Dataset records
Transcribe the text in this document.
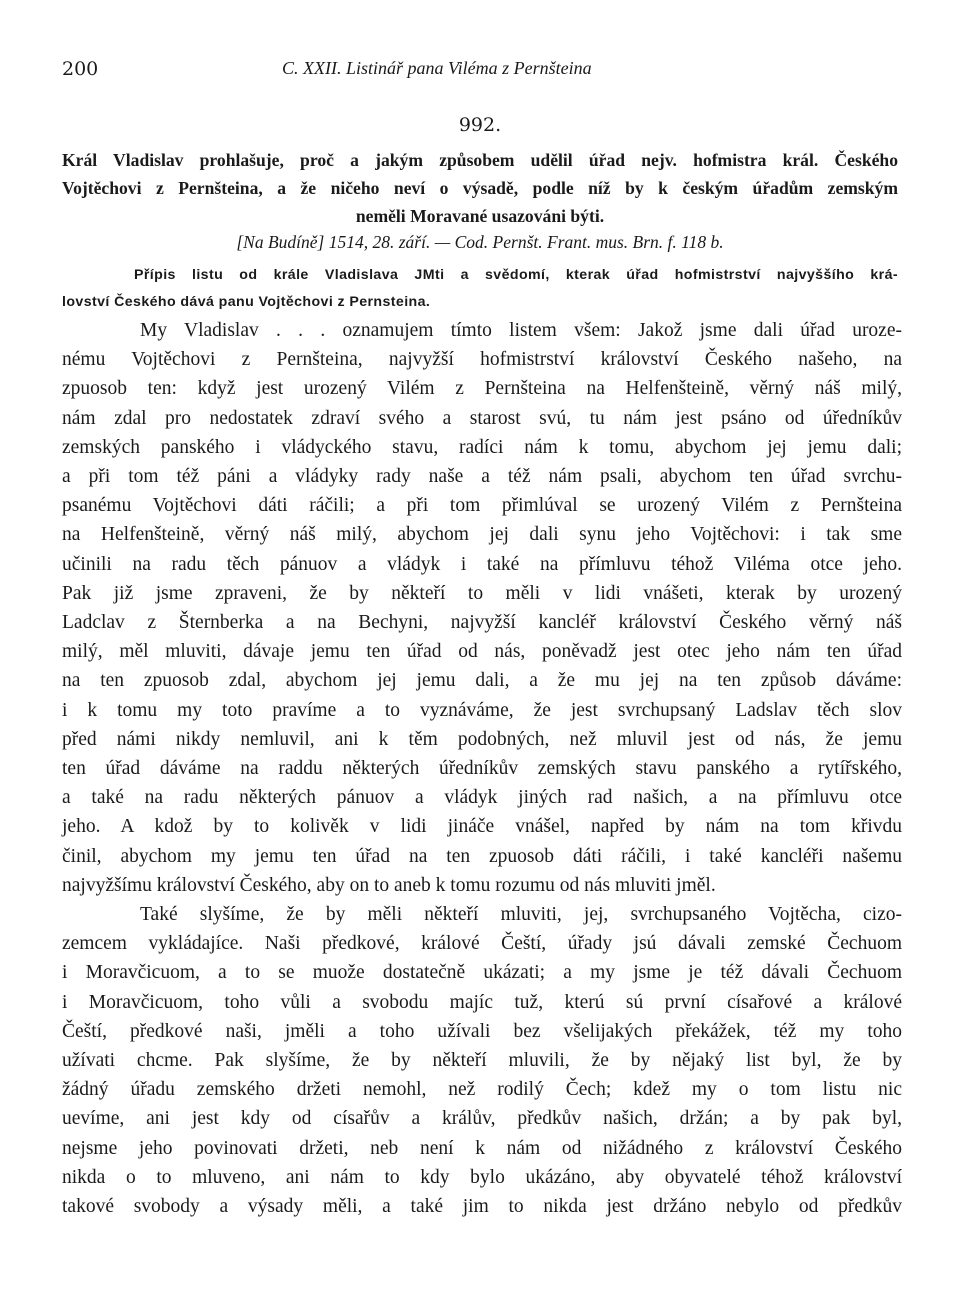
200	C. XXII. Listinář pana Viléma z Pernšteina
992.
Král Vladislav prohlašuje, proč a jakým způsobem udělil úřad nejv. hofmistra král. Českého
Vojtěchovi z Pernšteina, a že ničeho neví o výsadě, podle níž by k českým úřadům zemským
neměli Moravané usazováni býti.
[Na Budíně] 1514, 28. září. — Cod. Pernšt. Frant. mus. Brn. f. 118 b.
Přípis listu od krále Vladislava JMti a svědomí, kterak úřad hofmistrství najvyššího krá-
lovství Českého dává panu Vojtěchovi z Pernsteina.
My Vladislav . . . oznamujem tímto listem všem: Jakož jsme dali úřad uroze-
nému Vojtěchovi z Pernšteina, najvyžší hofmistrství království Českého našeho, na
zpuosob ten: když jest urozený Vilém z Pernšteina na Helfenšteině, věrný náš milý,
nám zdal pro nedostatek zdraví svého a starost svú, tu nám jest psáno od úředníkův
zemských panského i vládyckého stavu, radíci nám k tomu, abychom jej jemu dali;
a při tom též páni a vládyky rady naše a též nám psali, abychom ten úřad svrchu-
psanému Vojtěchovi dáti ráčili; a při tom přimlúval se urozený Vilém z Pernšteina
na Helfenšteině, věrný náš milý, abychom jej dali synu jeho Vojtěchovi: i tak sme
učinili na radu těch pánuov a vládyk i také na přímluvu téhož Viléma otce jeho.
Pak již jsme zpraveni, že by někteří to měli v lidi vnášeti, kterak by urozený
Ladclav z Šternberka a na Bechyni, najvyžší kancléř království Českého věrný náš
milý, měl mluviti, dávaje jemu ten úřad od nás, poněvadž jest otec jeho nám ten úřad
na ten zpuosob zdal, abychom jej jemu dali, a že mu jej na ten způsob dáváme:
i k tomu my toto pravíme a to vyznáváme, že jest svrchupsaný Ladslav těch slov
před námi nikdy nemluvil, ani k těm podobných, než mluvil jest od nás, že jemu
ten úřad dáváme na raddu některých úředníkův zemských stavu panského a rytířského,
a také na radu některých pánuov a vládyk jiných rad našich, a na přímluvu otce
jeho. A kdož by to kolivěk v lidi jináče vnášel, napřed by nám na tom křivdu
činil, abychom my jemu ten úřad na ten zpuosob dáti ráčili, i také kancléři našemu
najvyžšímu království Českého, aby on to aneb k tomu rozumu od nás mluviti jměl.
Také slyšíme, že by měli někteří mluviti, jej, svrchupsaného Vojtěcha, cizo-
zemcem vykládajíce. Naši předkové, králové Čeští, úřady jsú dávali zemské Čechuom
i Moravčicuom, a to se muože dostatečně ukázati; a my jsme je též dávali Čechuom
i Moravčicuom, toho vůli a svobodu majíc tuž, kterú sú první císařové a králové
Čeští, předkové naši, jměli a toho užívali bez všelijakých překážek, též my toho
užívati chcme. Pak slyšíme, že by někteří mluvili, že by nějaký list byl, že by
žádný úřadu zemského držeti nemohl, než rodilý Čech; kdež my o tom listu nic
uevíme, ani jest kdy od císařův a králův, předkův našich, držán; a by pak byl,
nejsme jeho povinovati držeti, neb není k nám od nižádného z království Českého
nikda o to mluveno, ani nám to kdy bylo ukázáno, aby obyvatelé téhož království
takové svobody a výsady měli, a také jim to nikda jest držáno nebylo od předkův
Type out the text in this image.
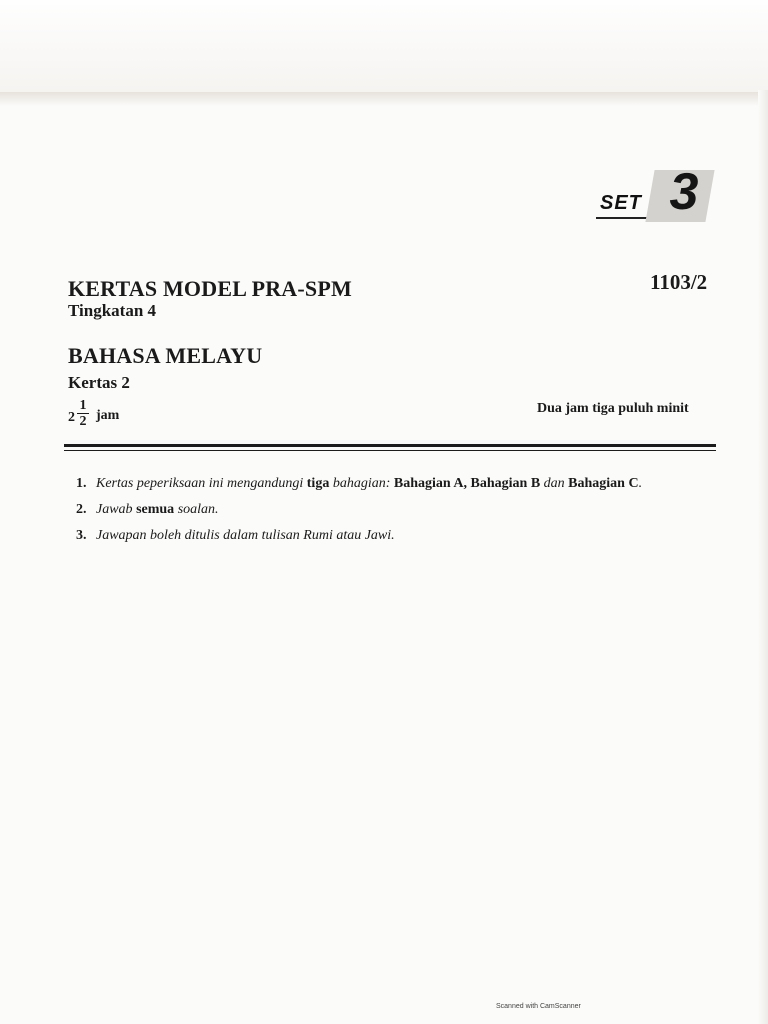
SET 3
KERTAS MODEL PRA-SPM	1103/2
Tingkatan 4
BAHASA MELAYU
Kertas 2
2
1
2 jam	Dua jam tiga puluh minit
1. Kertas peperiksaan ini mengandungi tiga bahagian: Bahagian A, Bahagian B dan Bahagian C.
2. Jawab semua soalan.
3. Jawapan boleh ditulis dalam tulisan Rumi atau Jawi.
Scanned with CamScanner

- **TASK DIRECTIONS**:
Quote all of the entries word for word, omitting any pictures.

- **EXERCISE ANSWER**:
Transcribe the text in this document.
200	C. XXII. Listinář pana Viléma z Pernšteina
992.
Král Vladislav prohlašuje, proč a jakým způsobem udělil úřad nejv. hofmistra král. Českého
Vojtěchovi z Pernšteina, a že ničeho neví o výsadě, podle níž by k českým úřadům zemským
neměli Moravané usazováni býti.
[Na Budíně] 1514, 28. září. — Cod. Pernšt. Frant. mus. Brn. f. 118 b.
Přípis listu od krále Vladislava JMti a svědomí, kterak úřad hofmistrství najvyššího krá-
lovství Českého dává panu Vojtěchovi z Pernsteina.
My Vladislav . . . oznamujem tímto listem všem: Jakož jsme dali úřad uroze-
nému Vojtěchovi z Pernšteina, najvyžší hofmistrství království Českého našeho, na
zpuosob ten: když jest urozený Vilém z Pernšteina na Helfenšteině, věrný náš milý,
nám zdal pro nedostatek zdraví svého a starost svú, tu nám jest psáno od úředníkův
zemských panského i vládyckého stavu, radíci nám k tomu, abychom jej jemu dali;
a při tom též páni a vládyky rady naše a též nám psali, abychom ten úřad svrchu-
psanému Vojtěchovi dáti ráčili; a při tom přimlúval se urozený Vilém z Pernšteina
na Helfenšteině, věrný náš milý, abychom jej dali synu jeho Vojtěchovi: i tak sme
učinili na radu těch pánuov a vládyk i také na přímluvu téhož Viléma otce jeho.
Pak již jsme zpraveni, že by někteří to měli v lidi vnášeti, kterak by urozený
Ladclav z Šternberka a na Bechyni, najvyžší kancléř království Českého věrný náš
milý, měl mluviti, dávaje jemu ten úřad od nás, poněvadž jest otec jeho nám ten úřad
na ten zpuosob zdal, abychom jej jemu dali, a že mu jej na ten způsob dáváme:
i k tomu my toto pravíme a to vyznáváme, že jest svrchupsaný Ladslav těch slov
před námi nikdy nemluvil, ani k těm podobných, než mluvil jest od nás, že jemu
ten úřad dáváme na raddu některých úředníkův zemských stavu panského a rytířského,
a také na radu některých pánuov a vládyk jiných rad našich, a na přímluvu otce
jeho. A kdož by to kolivěk v lidi jináče vnášel, napřed by nám na tom křivdu
činil, abychom my jemu ten úřad na ten zpuosob dáti ráčili, i také kancléři našemu
najvyžšímu království Českého, aby on to aneb k tomu rozumu od nás mluviti jměl.
Také slyšíme, že by měli někteří mluviti, jej, svrchupsaného Vojtěcha, cizo-
zemcem vykládajíce. Naši předkové, králové Čeští, úřady jsú dávali zemské Čechuom
i Moravčicuom, a to se muože dostatečně ukázati; a my jsme je též dávali Čechuom
i Moravčicuom, toho vůli a svobodu majíc tuž, kterú sú první císařové a králové
Čeští, předkové naši, jměli a toho užívali bez všelijakých překážek, též my toho
užívati chcme. Pak slyšíme, že by někteří mluvili, že by nějaký list byl, že by
žádný úřadu zemského držeti nemohl, než rodilý Čech; kdež my o tom listu nic
uevíme, ani jest kdy od císařův a králův, předkův našich, držán; a by pak byl,
nejsme jeho povinovati držeti, neb není k nám od nižádného z království Českého
nikda o to mluveno, ani nám to kdy bylo ukázáno, aby obyvatelé téhož království
takové svobody a výsady měli, a také jim to nikda jest držáno nebylo od předkův
Type out the text in this image.
SET 3
KERTAS MODEL PRA-SPM	1103/2
Tingkatan 4
BAHASA MELAYU
Kertas 2
2
1
2 jam	Dua jam tiga puluh minit
1. Kertas peperiksaan ini mengandungi tiga bahagian: Bahagian A, Bahagian B dan Bahagian C.
2. Jawab semua soalan.
3. Jawapan boleh ditulis dalam tulisan Rumi atau Jawi.
Scanned with CamScanner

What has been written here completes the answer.